──────── SUPPLIED DATA ────────

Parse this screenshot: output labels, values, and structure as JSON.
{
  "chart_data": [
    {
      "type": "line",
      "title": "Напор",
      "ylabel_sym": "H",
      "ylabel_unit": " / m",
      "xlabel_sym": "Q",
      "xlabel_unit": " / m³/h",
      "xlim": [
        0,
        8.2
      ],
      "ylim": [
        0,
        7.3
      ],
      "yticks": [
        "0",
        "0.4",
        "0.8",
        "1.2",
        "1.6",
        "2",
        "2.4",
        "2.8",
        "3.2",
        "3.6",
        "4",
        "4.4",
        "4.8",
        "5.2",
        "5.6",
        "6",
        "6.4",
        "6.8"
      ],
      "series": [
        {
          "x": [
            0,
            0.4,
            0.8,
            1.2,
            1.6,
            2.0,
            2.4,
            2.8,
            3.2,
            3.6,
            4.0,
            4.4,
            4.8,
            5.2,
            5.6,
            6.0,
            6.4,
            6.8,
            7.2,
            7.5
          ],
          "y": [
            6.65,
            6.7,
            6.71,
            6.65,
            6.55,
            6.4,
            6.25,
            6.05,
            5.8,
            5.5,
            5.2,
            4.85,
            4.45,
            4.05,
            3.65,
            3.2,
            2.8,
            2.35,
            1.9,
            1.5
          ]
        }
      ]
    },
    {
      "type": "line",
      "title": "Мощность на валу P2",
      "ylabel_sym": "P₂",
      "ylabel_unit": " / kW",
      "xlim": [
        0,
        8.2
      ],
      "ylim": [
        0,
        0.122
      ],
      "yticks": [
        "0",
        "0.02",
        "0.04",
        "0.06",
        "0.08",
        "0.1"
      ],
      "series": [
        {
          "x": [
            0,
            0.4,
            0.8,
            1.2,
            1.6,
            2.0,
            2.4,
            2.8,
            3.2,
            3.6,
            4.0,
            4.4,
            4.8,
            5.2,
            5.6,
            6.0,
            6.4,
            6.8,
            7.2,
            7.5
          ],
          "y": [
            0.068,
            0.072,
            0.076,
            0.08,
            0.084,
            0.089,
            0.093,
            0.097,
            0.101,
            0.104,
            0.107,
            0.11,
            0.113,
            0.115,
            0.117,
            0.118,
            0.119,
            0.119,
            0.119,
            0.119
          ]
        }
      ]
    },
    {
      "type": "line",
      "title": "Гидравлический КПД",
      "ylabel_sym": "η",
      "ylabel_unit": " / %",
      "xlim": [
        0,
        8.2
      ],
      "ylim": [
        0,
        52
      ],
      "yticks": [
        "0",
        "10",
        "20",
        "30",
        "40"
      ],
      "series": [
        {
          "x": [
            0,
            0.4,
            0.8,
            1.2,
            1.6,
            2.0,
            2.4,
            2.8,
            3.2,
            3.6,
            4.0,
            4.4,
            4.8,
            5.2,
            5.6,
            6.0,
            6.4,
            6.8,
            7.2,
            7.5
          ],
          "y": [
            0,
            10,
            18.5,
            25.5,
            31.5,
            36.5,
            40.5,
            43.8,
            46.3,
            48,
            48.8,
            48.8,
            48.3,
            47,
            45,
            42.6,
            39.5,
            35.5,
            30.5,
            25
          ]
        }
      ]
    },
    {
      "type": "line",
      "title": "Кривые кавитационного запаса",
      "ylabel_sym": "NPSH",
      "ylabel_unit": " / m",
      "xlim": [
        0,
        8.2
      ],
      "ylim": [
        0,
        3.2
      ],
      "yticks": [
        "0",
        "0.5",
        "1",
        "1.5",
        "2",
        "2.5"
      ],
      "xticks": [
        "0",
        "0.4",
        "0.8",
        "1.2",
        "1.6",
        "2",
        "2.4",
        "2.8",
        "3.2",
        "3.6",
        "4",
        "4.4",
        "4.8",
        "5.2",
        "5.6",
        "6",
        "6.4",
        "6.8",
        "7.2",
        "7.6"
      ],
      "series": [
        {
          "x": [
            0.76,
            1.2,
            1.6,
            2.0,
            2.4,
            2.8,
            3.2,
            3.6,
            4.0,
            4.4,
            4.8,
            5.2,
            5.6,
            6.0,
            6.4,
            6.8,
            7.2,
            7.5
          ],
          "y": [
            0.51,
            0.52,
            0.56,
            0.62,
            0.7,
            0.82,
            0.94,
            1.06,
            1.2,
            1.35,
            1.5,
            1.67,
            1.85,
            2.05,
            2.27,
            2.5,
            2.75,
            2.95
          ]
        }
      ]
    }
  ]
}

────────

WORK TO COMPLETE - Write out all the records above again, exactly as they stand.

EXPECTED OUTPUT -
Parse this screenshot: output labels, values, and structure as JSON.
{
  "chart_data": [
    {
      "type": "line",
      "title": "Напор",
      "ylabel_sym": "H",
      "ylabel_unit": " / m",
      "xlabel_sym": "Q",
      "xlabel_unit": " / m³/h",
      "xlim": [
        0,
        8.2
      ],
      "ylim": [
        0,
        7.3
      ],
      "yticks": [
        "0",
        "0.4",
        "0.8",
        "1.2",
        "1.6",
        "2",
        "2.4",
        "2.8",
        "3.2",
        "3.6",
        "4",
        "4.4",
        "4.8",
        "5.2",
        "5.6",
        "6",
        "6.4",
        "6.8"
      ],
      "series": [
        {
          "x": [
            0,
            0.4,
            0.8,
            1.2,
            1.6,
            2.0,
            2.4,
            2.8,
            3.2,
            3.6,
            4.0,
            4.4,
            4.8,
            5.2,
            5.6,
            6.0,
            6.4,
            6.8,
            7.2,
            7.5
          ],
          "y": [
            6.65,
            6.7,
            6.71,
            6.65,
            6.55,
            6.4,
            6.25,
            6.05,
            5.8,
            5.5,
            5.2,
            4.85,
            4.45,
            4.05,
            3.65,
            3.2,
            2.8,
            2.35,
            1.9,
            1.5
          ]
        }
      ]
    },
    {
      "type": "line",
      "title": "Мощность на валу P2",
      "ylabel_sym": "P₂",
      "ylabel_unit": " / kW",
      "xlim": [
        0,
        8.2
      ],
      "ylim": [
        0,
        0.122
      ],
      "yticks": [
        "0",
        "0.02",
        "0.04",
        "0.06",
        "0.08",
        "0.1"
      ],
      "series": [
        {
          "x": [
            0,
            0.4,
            0.8,
            1.2,
            1.6,
            2.0,
            2.4,
            2.8,
            3.2,
            3.6,
            4.0,
            4.4,
            4.8,
            5.2,
            5.6,
            6.0,
            6.4,
            6.8,
            7.2,
            7.5
          ],
          "y": [
            0.068,
            0.072,
            0.076,
            0.08,
            0.084,
            0.089,
            0.093,
            0.097,
            0.101,
            0.104,
            0.107,
            0.11,
            0.113,
            0.115,
            0.117,
            0.118,
            0.119,
            0.119,
            0.119,
            0.119
          ]
        }
      ]
    },
    {
      "type": "line",
      "title": "Гидравлический КПД",
      "ylabel_sym": "η",
      "ylabel_unit": " / %",
      "xlim": [
        0,
        8.2
      ],
      "ylim": [
        0,
        52
      ],
      "yticks": [
        "0",
        "10",
        "20",
        "30",
        "40"
      ],
      "series": [
        {
          "x": [
            0,
            0.4,
            0.8,
            1.2,
            1.6,
            2.0,
            2.4,
            2.8,
            3.2,
            3.6,
            4.0,
            4.4,
            4.8,
            5.2,
            5.6,
            6.0,
            6.4,
            6.8,
            7.2,
            7.5
          ],
          "y": [
            0,
            10,
            18.5,
            25.5,
            31.5,
            36.5,
            40.5,
            43.8,
            46.3,
            48,
            48.8,
            48.8,
            48.3,
            47,
            45,
            42.6,
            39.5,
            35.5,
            30.5,
            25
          ]
        }
      ]
    },
    {
      "type": "line",
      "title": "Кривые кавитационного запаса",
      "ylabel_sym": "NPSH",
      "ylabel_unit": " / m",
      "xlim": [
        0,
        8.2
      ],
      "ylim": [
        0,
        3.2
      ],
      "yticks": [
        "0",
        "0.5",
        "1",
        "1.5",
        "2",
        "2.5"
      ],
      "xticks": [
        "0",
        "0.4",
        "0.8",
        "1.2",
        "1.6",
        "2",
        "2.4",
        "2.8",
        "3.2",
        "3.6",
        "4",
        "4.4",
        "4.8",
        "5.2",
        "5.6",
        "6",
        "6.4",
        "6.8",
        "7.2",
        "7.6"
      ],
      "series": [
        {
          "x": [
            0.76,
            1.2,
            1.6,
            2.0,
            2.4,
            2.8,
            3.2,
            3.6,
            4.0,
            4.4,
            4.8,
            5.2,
            5.6,
            6.0,
            6.4,
            6.8,
            7.2,
            7.5
          ],
          "y": [
            0.51,
            0.52,
            0.56,
            0.62,
            0.7,
            0.82,
            0.94,
            1.06,
            1.2,
            1.35,
            1.5,
            1.67,
            1.85,
            2.05,
            2.27,
            2.5,
            2.75,
            2.95
          ]
        }
      ]
    }
  ]
}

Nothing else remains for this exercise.